• _AIM OF THE EXERCISE_
Filter the listing below, copying every line in which the word "있습니다" appears.

• _MATERIAL SHOWN_
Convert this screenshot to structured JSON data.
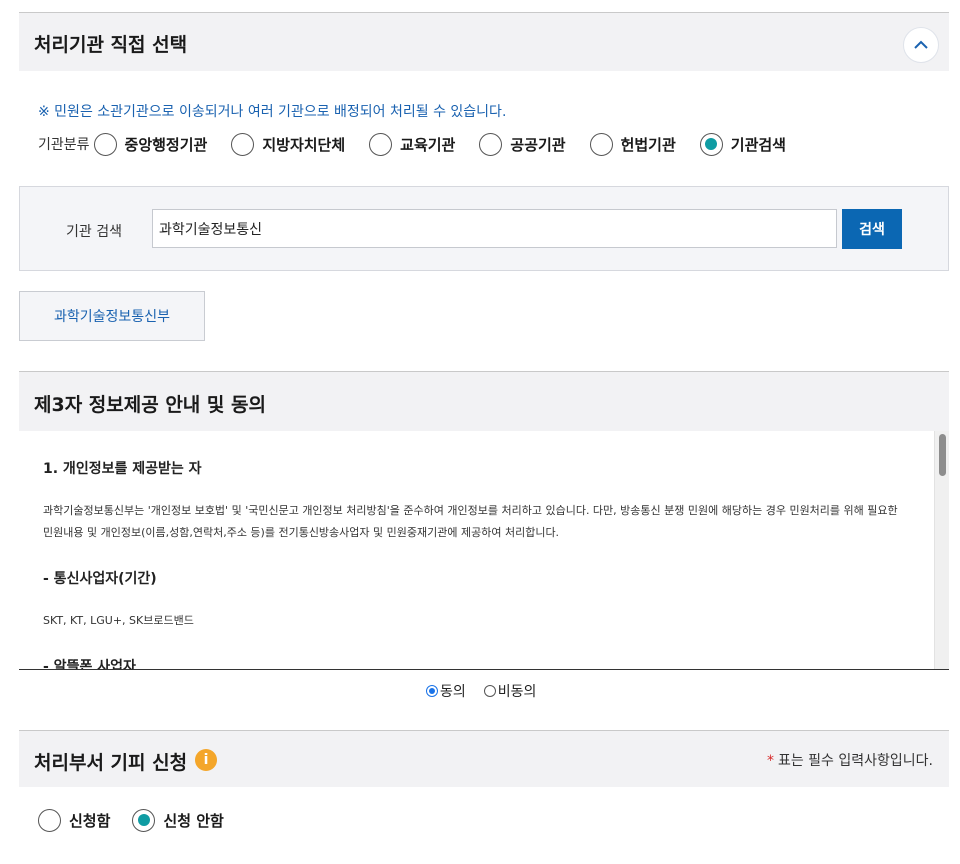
{
  "section_select_agency": {
    "title": "처리기관 직접 선택",
    "collapse_icon": "chevron-up-icon"
  },
  "notice": "※ 민원은 소관기관으로 이송되거나 여러 기관으로 배정되어 처리될 수 있습니다.",
  "classification": {
    "label": "기관분류",
    "options": [
      {
        "label": "중앙행정기관",
        "checked": false
      },
      {
        "label": "지방자치단체",
        "checked": false
      },
      {
        "label": "교육기관",
        "checked": false
      },
      {
        "label": "공공기관",
        "checked": false
      },
      {
        "label": "헌법기관",
        "checked": false
      },
      {
        "label": "기관검색",
        "checked": true
      }
    ]
  },
  "search": {
    "label": "기관 검색",
    "value": "과학기술정보통신",
    "button_label": "검색"
  },
  "result": {
    "label": "과학기술정보통신부"
  },
  "section_third_party": {
    "title": "제3자 정보제공 안내 및 동의",
    "heading1": "1. 개인정보를 제공받는 자",
    "para1_line1": "과학기술정보통신부는 '개인정보 보호법' 및 '국민신문고 개인정보 처리방침'을 준수하여 개인정보를 처리하고 있습니다. 다만, 방송통신 분쟁 민원에 해당하는 경우 민원처리를 위해 필요한",
    "para1_line2": "민원내용 및 개인정보(이름,성함,연락처,주소 등)를 전기통신방송사업자 및 민원중재기관에 제공하여 처리합니다.",
    "heading2": "- 통신사업자(기간)",
    "para2": "SKT, KT, LGU+, SK브로드밴드",
    "heading3": "- 알뜰폰 사업자"
  },
  "consent": {
    "agree": "동의",
    "disagree": "비동의",
    "agree_checked": true
  },
  "section_avoid": {
    "title": "처리부서 기피 신청",
    "info_icon": "info-icon",
    "required_star": "*",
    "required_note": "표는 필수 입력사항입니다.",
    "options": [
      {
        "label": "신청함",
        "checked": false
      },
      {
        "label": "신청 안함",
        "checked": true
      }
    ]
  }
}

• _SOLUTION TO THE EXERCISE_
  "notice": "※ 민원은 소관기관으로 이송되거나 여러 기관으로 배정되어 처리될 수 있습니다.",
    "para1_line1": "과학기술정보통신부는 '개인정보 보호법' 및 '국민신문고 개인정보 처리방침'을 준수하여 개인정보를 처리하고 있습니다. 다만, 방송통신 분쟁 민원에 해당하는 경우 민원처리를 위해 필요한",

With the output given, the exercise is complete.